DIRECTIONS FOR THIS TASK
Copy every entry word for word. Skip the pictures.

(Collected data entries)
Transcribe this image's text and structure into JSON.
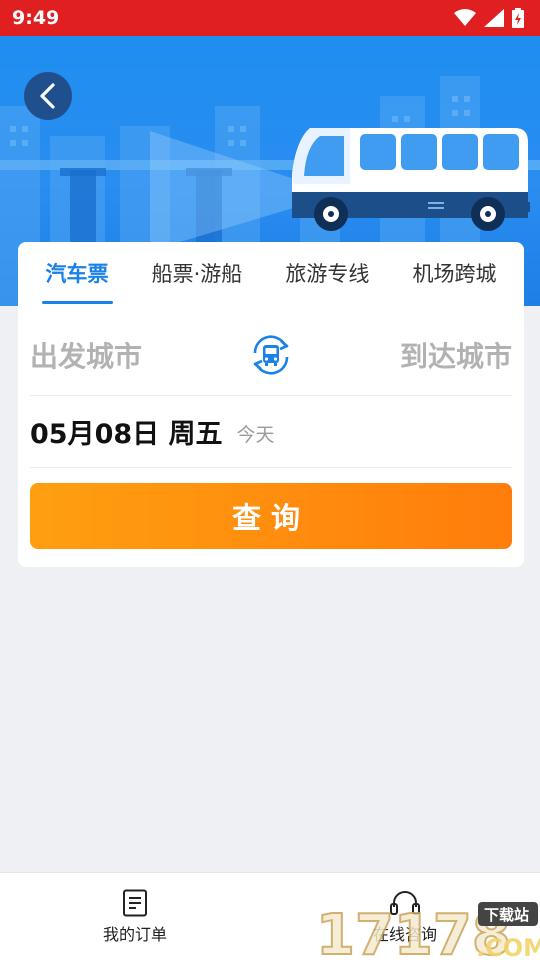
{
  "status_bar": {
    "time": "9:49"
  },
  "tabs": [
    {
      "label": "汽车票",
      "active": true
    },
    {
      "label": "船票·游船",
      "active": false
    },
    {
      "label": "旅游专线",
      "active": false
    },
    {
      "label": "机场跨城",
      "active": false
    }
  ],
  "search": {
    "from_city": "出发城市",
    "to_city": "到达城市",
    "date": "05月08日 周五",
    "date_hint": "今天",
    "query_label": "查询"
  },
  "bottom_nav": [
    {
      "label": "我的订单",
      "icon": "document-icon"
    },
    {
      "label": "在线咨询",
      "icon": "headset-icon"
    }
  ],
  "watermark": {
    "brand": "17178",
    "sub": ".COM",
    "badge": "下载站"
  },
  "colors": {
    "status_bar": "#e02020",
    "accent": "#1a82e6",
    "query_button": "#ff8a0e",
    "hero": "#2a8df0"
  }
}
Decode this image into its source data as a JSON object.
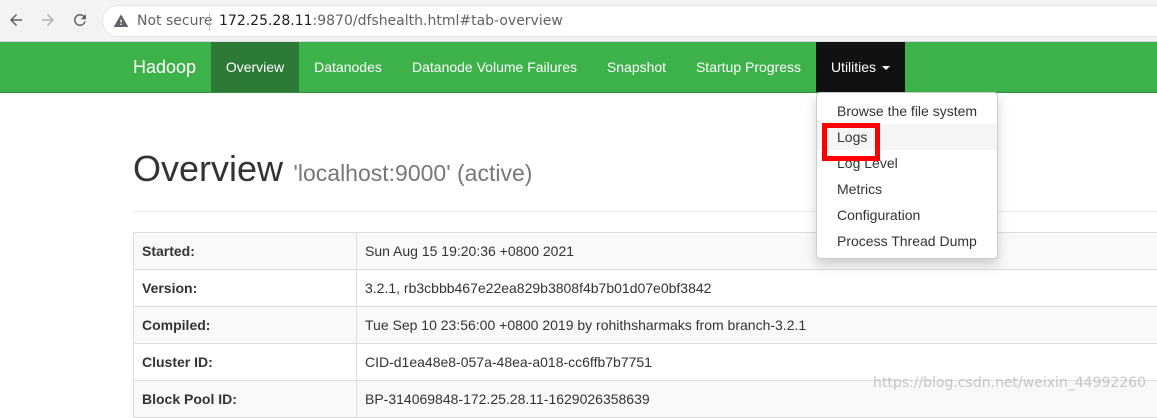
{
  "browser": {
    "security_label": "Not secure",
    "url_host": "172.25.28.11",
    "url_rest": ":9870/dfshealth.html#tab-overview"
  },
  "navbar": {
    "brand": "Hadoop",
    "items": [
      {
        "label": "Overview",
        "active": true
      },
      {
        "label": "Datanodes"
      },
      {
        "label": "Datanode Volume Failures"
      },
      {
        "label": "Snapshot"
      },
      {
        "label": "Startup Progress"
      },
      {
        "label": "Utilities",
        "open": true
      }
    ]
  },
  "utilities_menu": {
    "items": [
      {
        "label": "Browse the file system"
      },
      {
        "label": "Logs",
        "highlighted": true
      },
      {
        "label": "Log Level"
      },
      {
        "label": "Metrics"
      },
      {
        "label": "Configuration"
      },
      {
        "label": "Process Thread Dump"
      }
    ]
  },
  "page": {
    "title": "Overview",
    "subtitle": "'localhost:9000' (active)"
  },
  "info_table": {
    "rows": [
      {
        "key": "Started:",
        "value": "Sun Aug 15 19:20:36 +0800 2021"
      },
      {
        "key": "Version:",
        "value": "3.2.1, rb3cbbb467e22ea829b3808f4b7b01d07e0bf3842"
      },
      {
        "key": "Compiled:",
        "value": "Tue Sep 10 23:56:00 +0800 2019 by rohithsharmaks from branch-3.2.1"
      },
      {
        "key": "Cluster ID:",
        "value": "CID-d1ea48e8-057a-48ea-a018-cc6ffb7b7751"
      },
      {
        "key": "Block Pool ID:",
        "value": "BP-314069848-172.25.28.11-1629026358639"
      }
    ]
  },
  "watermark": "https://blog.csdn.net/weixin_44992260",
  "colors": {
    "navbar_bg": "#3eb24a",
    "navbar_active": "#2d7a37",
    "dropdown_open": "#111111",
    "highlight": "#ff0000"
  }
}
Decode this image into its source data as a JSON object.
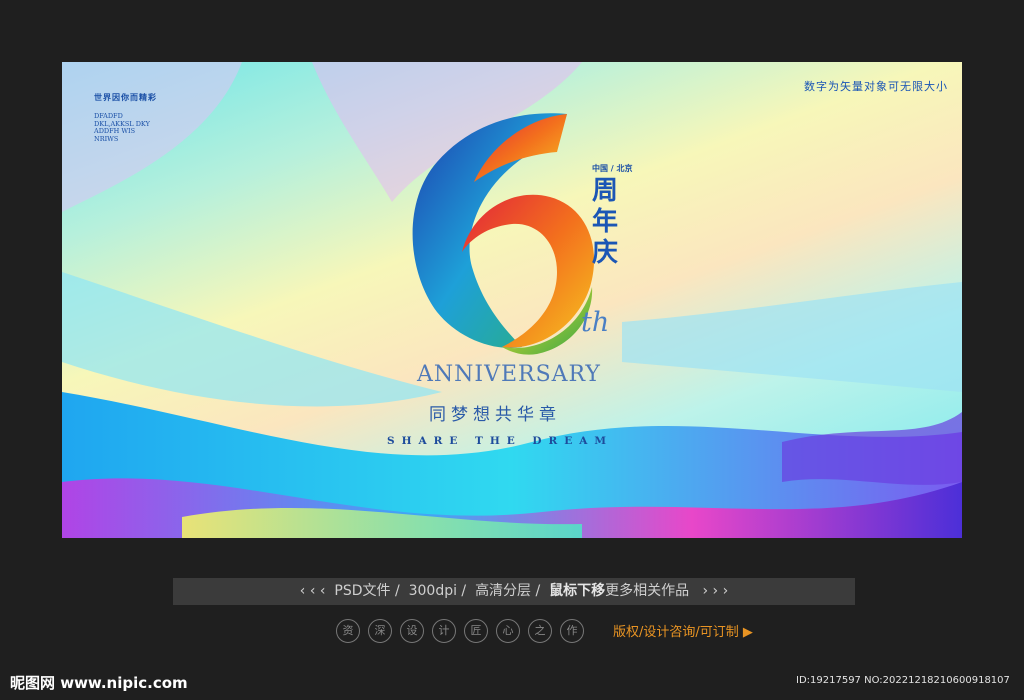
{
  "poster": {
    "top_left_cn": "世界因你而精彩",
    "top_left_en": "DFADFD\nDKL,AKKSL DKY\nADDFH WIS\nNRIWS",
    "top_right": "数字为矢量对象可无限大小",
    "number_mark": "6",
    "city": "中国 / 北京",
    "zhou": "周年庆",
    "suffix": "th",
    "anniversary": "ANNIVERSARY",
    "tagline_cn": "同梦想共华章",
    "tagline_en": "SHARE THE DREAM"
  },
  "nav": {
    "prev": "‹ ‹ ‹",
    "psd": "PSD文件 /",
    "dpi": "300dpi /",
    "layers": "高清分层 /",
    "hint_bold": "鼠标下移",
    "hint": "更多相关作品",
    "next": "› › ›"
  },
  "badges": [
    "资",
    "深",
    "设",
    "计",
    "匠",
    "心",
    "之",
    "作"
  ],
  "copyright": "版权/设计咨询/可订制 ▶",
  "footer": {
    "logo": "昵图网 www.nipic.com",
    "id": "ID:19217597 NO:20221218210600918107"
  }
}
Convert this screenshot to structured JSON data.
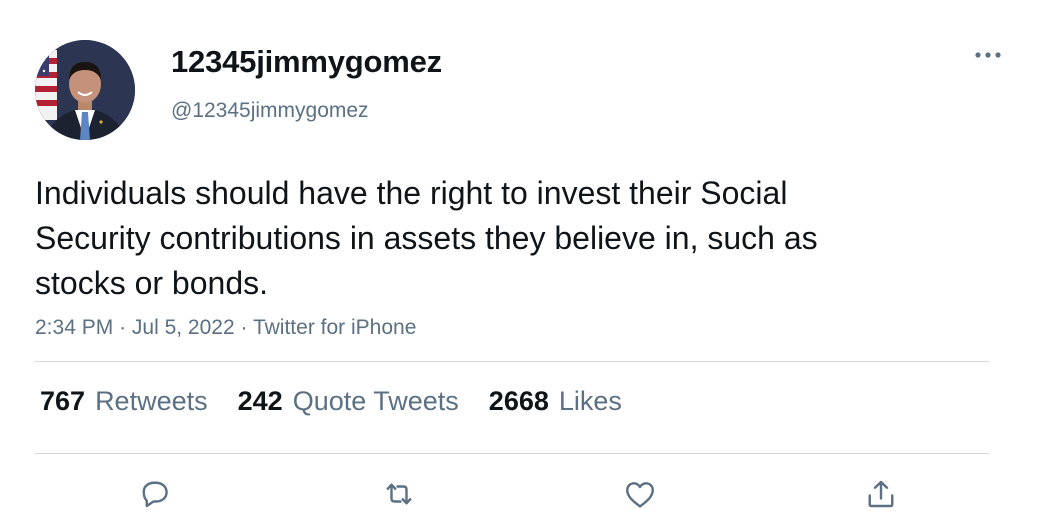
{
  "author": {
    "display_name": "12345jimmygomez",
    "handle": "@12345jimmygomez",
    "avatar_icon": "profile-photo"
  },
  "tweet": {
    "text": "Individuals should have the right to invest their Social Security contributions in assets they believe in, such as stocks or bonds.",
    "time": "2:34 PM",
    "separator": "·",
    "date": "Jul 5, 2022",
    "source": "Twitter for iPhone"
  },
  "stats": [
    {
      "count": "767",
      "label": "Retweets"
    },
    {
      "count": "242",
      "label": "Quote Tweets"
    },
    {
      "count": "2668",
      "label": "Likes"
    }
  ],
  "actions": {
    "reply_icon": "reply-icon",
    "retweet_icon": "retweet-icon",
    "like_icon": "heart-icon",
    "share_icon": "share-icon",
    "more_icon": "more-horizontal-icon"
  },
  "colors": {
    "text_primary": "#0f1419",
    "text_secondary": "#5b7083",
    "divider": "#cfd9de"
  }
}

SOLUTION TO THIS EXERCISE
Transcribe this image's text and structure into JSON.
{
  "status_bar": {
    "time": "9:49"
  },
  "tabs": [
    {
      "label": "汽车票",
      "active": true
    },
    {
      "label": "船票·游船",
      "active": false
    },
    {
      "label": "旅游专线",
      "active": false
    },
    {
      "label": "机场跨城",
      "active": false
    }
  ],
  "search": {
    "from_city": "出发城市",
    "to_city": "到达城市",
    "date": "05月08日 周五",
    "date_hint": "今天",
    "query_label": "查询"
  },
  "bottom_nav": [
    {
      "label": "我的订单",
      "icon": "document-icon"
    },
    {
      "label": "在线咨询",
      "icon": "headset-icon"
    }
  ],
  "watermark": {
    "brand": "17178",
    "sub": ".COM",
    "badge": "下载站"
  },
  "colors": {
    "status_bar": "#e02020",
    "accent": "#1a82e6",
    "query_button": "#ff8a0e",
    "hero": "#2a8df0"
  }
}
Decode this image into its source data as a JSON object.
{
  "browser": {
    "security_label": "Not secure",
    "url_host": "172.25.28.11",
    "url_rest": ":9870/dfshealth.html#tab-overview"
  },
  "navbar": {
    "brand": "Hadoop",
    "items": [
      {
        "label": "Overview",
        "active": true
      },
      {
        "label": "Datanodes"
      },
      {
        "label": "Datanode Volume Failures"
      },
      {
        "label": "Snapshot"
      },
      {
        "label": "Startup Progress"
      },
      {
        "label": "Utilities",
        "open": true
      }
    ]
  },
  "utilities_menu": {
    "items": [
      {
        "label": "Browse the file system"
      },
      {
        "label": "Logs",
        "highlighted": true
      },
      {
        "label": "Log Level"
      },
      {
        "label": "Metrics"
      },
      {
        "label": "Configuration"
      },
      {
        "label": "Process Thread Dump"
      }
    ]
  },
  "page": {
    "title": "Overview",
    "subtitle": "'localhost:9000' (active)"
  },
  "info_table": {
    "rows": [
      {
        "key": "Started:",
        "value": "Sun Aug 15 19:20:36 +0800 2021"
      },
      {
        "key": "Version:",
        "value": "3.2.1, rb3cbbb467e22ea829b3808f4b7b01d07e0bf3842"
      },
      {
        "key": "Compiled:",
        "value": "Tue Sep 10 23:56:00 +0800 2019 by rohithsharmaks from branch-3.2.1"
      },
      {
        "key": "Cluster ID:",
        "value": "CID-d1ea48e8-057a-48ea-a018-cc6ffb7b7751"
      },
      {
        "key": "Block Pool ID:",
        "value": "BP-314069848-172.25.28.11-1629026358639"
      }
    ]
  },
  "watermark": "https://blog.csdn.net/weixin_44992260",
  "colors": {
    "navbar_bg": "#3eb24a",
    "navbar_active": "#2d7a37",
    "dropdown_open": "#111111",
    "highlight": "#ff0000"
  }
}
Decode this image into its source data as a JSON object.
{
  "poster": {
    "top_left_cn": "世界因你而精彩",
    "top_left_en": "DFADFD\nDKL,AKKSL DKY\nADDFH WIS\nNRIWS",
    "top_right": "数字为矢量对象可无限大小",
    "number_mark": "6",
    "city": "中国 / 北京",
    "zhou": "周年庆",
    "suffix": "th",
    "anniversary": "ANNIVERSARY",
    "tagline_cn": "同梦想共华章",
    "tagline_en": "SHARE THE DREAM"
  },
  "nav": {
    "prev": "‹ ‹ ‹",
    "psd": "PSD文件 /",
    "dpi": "300dpi /",
    "layers": "高清分层 /",
    "hint_bold": "鼠标下移",
    "hint": "更多相关作品",
    "next": "› › ›"
  },
  "badges": [
    "资",
    "深",
    "设",
    "计",
    "匠",
    "心",
    "之",
    "作"
  ],
  "copyright": "版权/设计咨询/可订制 ▶",
  "footer": {
    "logo": "昵图网 www.nipic.com",
    "id": "ID:19217597 NO:20221218210600918107"
  }
}
Convert this screenshot to structured JSON data.
{
  "author": {
    "display_name": "12345jimmygomez",
    "handle": "@12345jimmygomez",
    "avatar_icon": "profile-photo"
  },
  "tweet": {
    "text": "Individuals should have the right to invest their Social Security contributions in assets they believe in, such as stocks or bonds.",
    "time": "2:34 PM",
    "separator": "·",
    "date": "Jul 5, 2022",
    "source": "Twitter for iPhone"
  },
  "stats": [
    {
      "count": "767",
      "label": "Retweets"
    },
    {
      "count": "242",
      "label": "Quote Tweets"
    },
    {
      "count": "2668",
      "label": "Likes"
    }
  ],
  "actions": {
    "reply_icon": "reply-icon",
    "retweet_icon": "retweet-icon",
    "like_icon": "heart-icon",
    "share_icon": "share-icon",
    "more_icon": "more-horizontal-icon"
  },
  "colors": {
    "text_primary": "#0f1419",
    "text_secondary": "#5b7083",
    "divider": "#cfd9de"
  }
}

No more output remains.